To do. With the pictures left out, copy the listing below exactly.
- - - - -
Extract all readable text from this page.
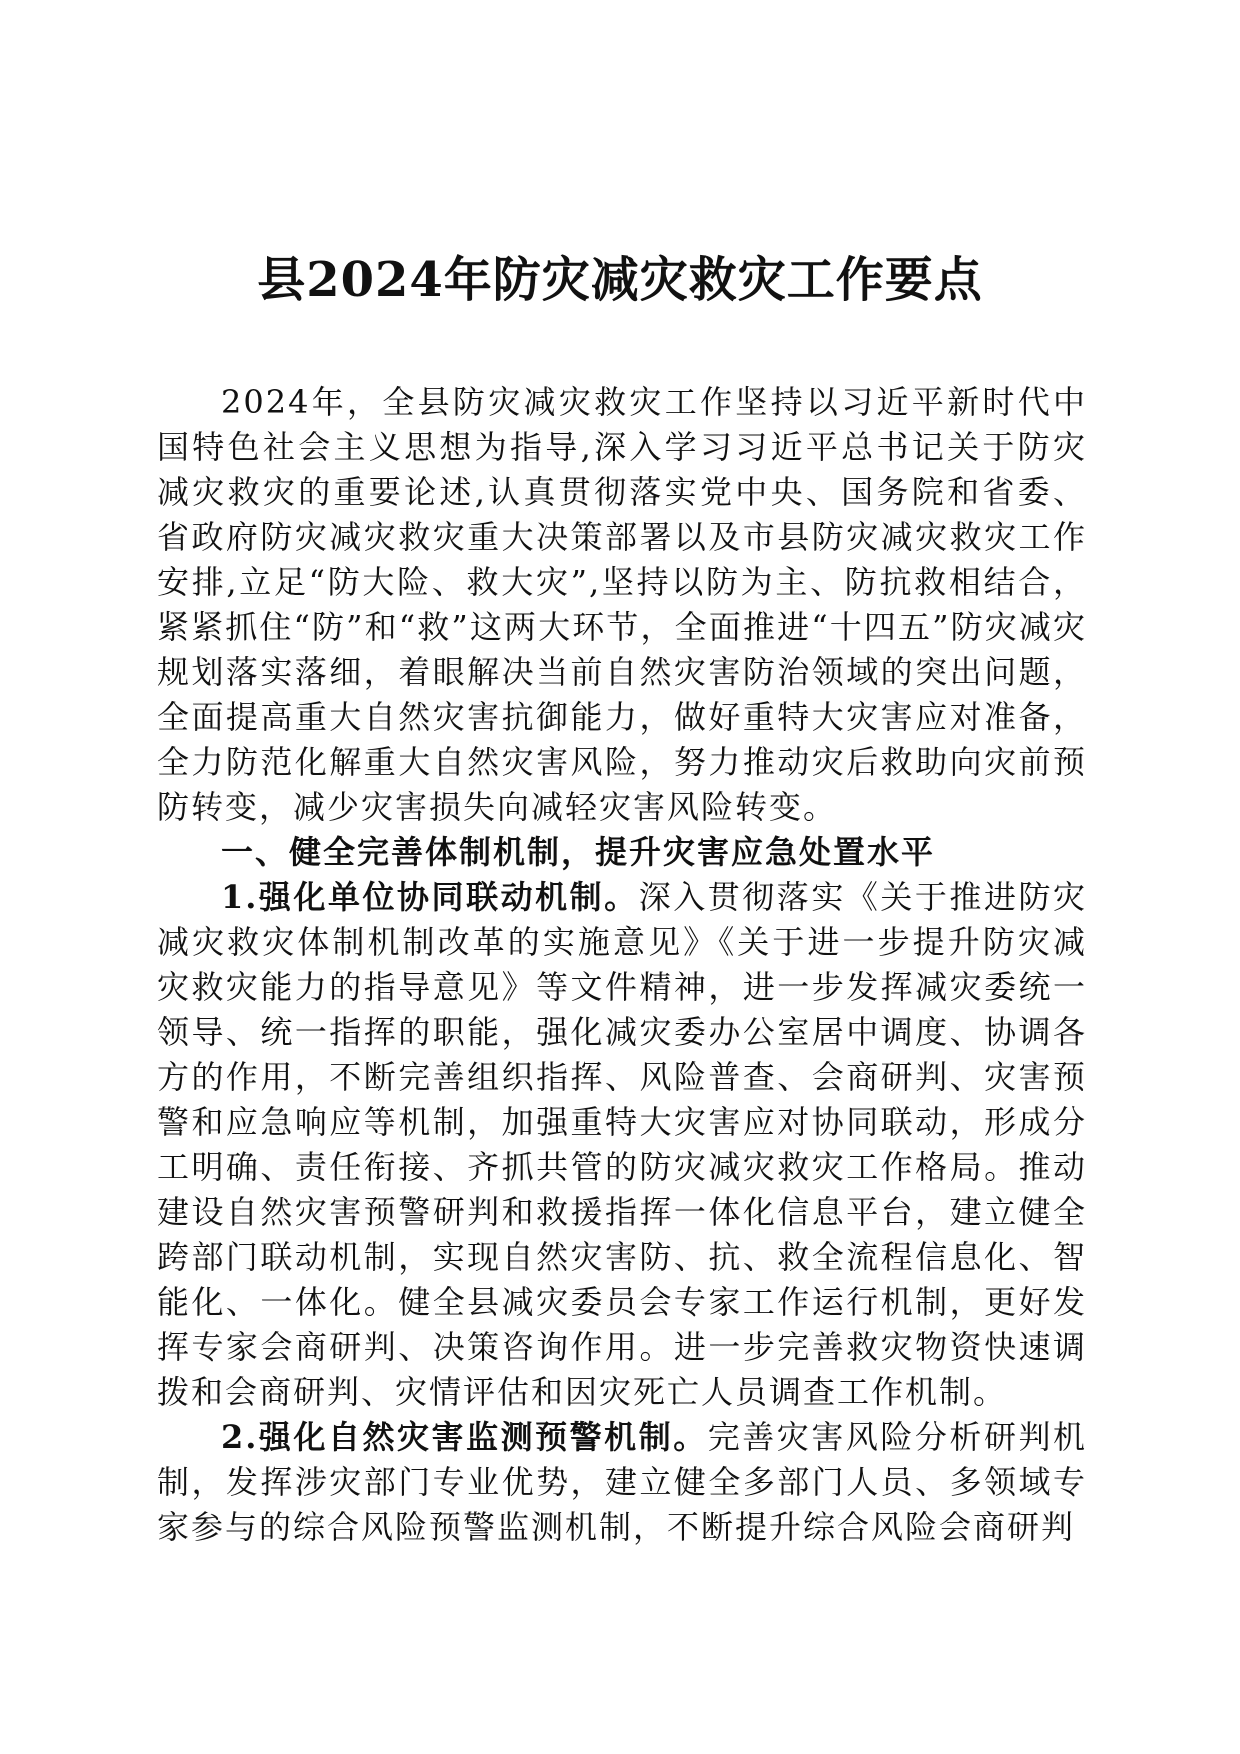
县2024年防灾减灾救灾工作要点

2024年，全县防灾减灾救灾工作坚持以习近平新时代中国特色社会主义思想为指导,深入学习习近平总书记关于防灾减灾救灾的重要论述,认真贯彻落实党中央、国务院和省委、省政府防灾减灾救灾重大决策部署以及市县防灾减灾救灾工作安排,立足“防大险、救大灾”,坚持以防为主、防抗救相结合，紧紧抓住“防”和“救”这两大环节，全面推进“十四五”防灾减灾规划落实落细，着眼解决当前自然灾害防治领域的突出问题，全面提高重大自然灾害抗御能力，做好重特大灾害应对准备，全力防范化解重大自然灾害风险，努力推动灾后救助向灾前预防转变，减少灾害损失向减轻灾害风险转变。

一、健全完善体制机制，提升灾害应急处置水平

1.强化单位协同联动机制。深入贯彻落实《关于推进防灾减灾救灾体制机制改革的实施意见》《关于进一步提升防灾减灾救灾能力的指导意见》等文件精神，进一步发挥减灾委统一领导、统一指挥的职能，强化减灾委办公室居中调度、协调各方的作用，不断完善组织指挥、风险普查、会商研判、灾害预警和应急响应等机制，加强重特大灾害应对协同联动，形成分工明确、责任衔接、齐抓共管的防灾减灾救灾工作格局。推动建设自然灾害预警研判和救援指挥一体化信息平台，建立健全跨部门联动机制，实现自然灾害防、抗、救全流程信息化、智能化、一体化。健全县减灾委员会专家工作运行机制，更好发挥专家会商研判、决策咨询作用。进一步完善救灾物资快速调拨和会商研判、灾情评估和因灾死亡人员调查工作机制。

2.强化自然灾害监测预警机制。完善灾害风险分析研判机制，发挥涉灾部门专业优势，建立健全多部门人员、多领域专家参与的综合风险预警监测机制，不断提升综合风险会商研判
- - - - -
Task solution.
Extract all readable text from this page.
县2024年防灾减灾救灾工作要点

2024年，全县防灾减灾救灾工作坚持以习近平新时代中国特色社会主义思想为指导,深入学习习近平总书记关于防灾减灾救灾的重要论述,认真贯彻落实党中央、国务院和省委、省政府防灾减灾救灾重大决策部署以及市县防灾减灾救灾工作安排,立足“防大险、救大灾”,坚持以防为主、防抗救相结合，紧紧抓住“防”和“救”这两大环节，全面推进“十四五”防灾减灾规划落实落细，着眼解决当前自然灾害防治领域的突出问题，全面提高重大自然灾害抗御能力，做好重特大灾害应对准备，全力防范化解重大自然灾害风险，努力推动灾后救助向灾前预防转变，减少灾害损失向减轻灾害风险转变。

一、健全完善体制机制，提升灾害应急处置水平

1.强化单位协同联动机制。深入贯彻落实《关于推进防灾减灾救灾体制机制改革的实施意见》《关于进一步提升防灾减灾救灾能力的指导意见》等文件精神，进一步发挥减灾委统一领导、统一指挥的职能，强化减灾委办公室居中调度、协调各方的作用，不断完善组织指挥、风险普查、会商研判、灾害预警和应急响应等机制，加强重特大灾害应对协同联动，形成分工明确、责任衔接、齐抓共管的防灾减灾救灾工作格局。推动建设自然灾害预警研判和救援指挥一体化信息平台，建立健全跨部门联动机制，实现自然灾害防、抗、救全流程信息化、智能化、一体化。健全县减灾委员会专家工作运行机制，更好发挥专家会商研判、决策咨询作用。进一步完善救灾物资快速调拨和会商研判、灾情评估和因灾死亡人员调查工作机制。

2.强化自然灾害监测预警机制。完善灾害风险分析研判机制，发挥涉灾部门专业优势，建立健全多部门人员、多领域专家参与的综合风险预警监测机制，不断提升综合风险会商研判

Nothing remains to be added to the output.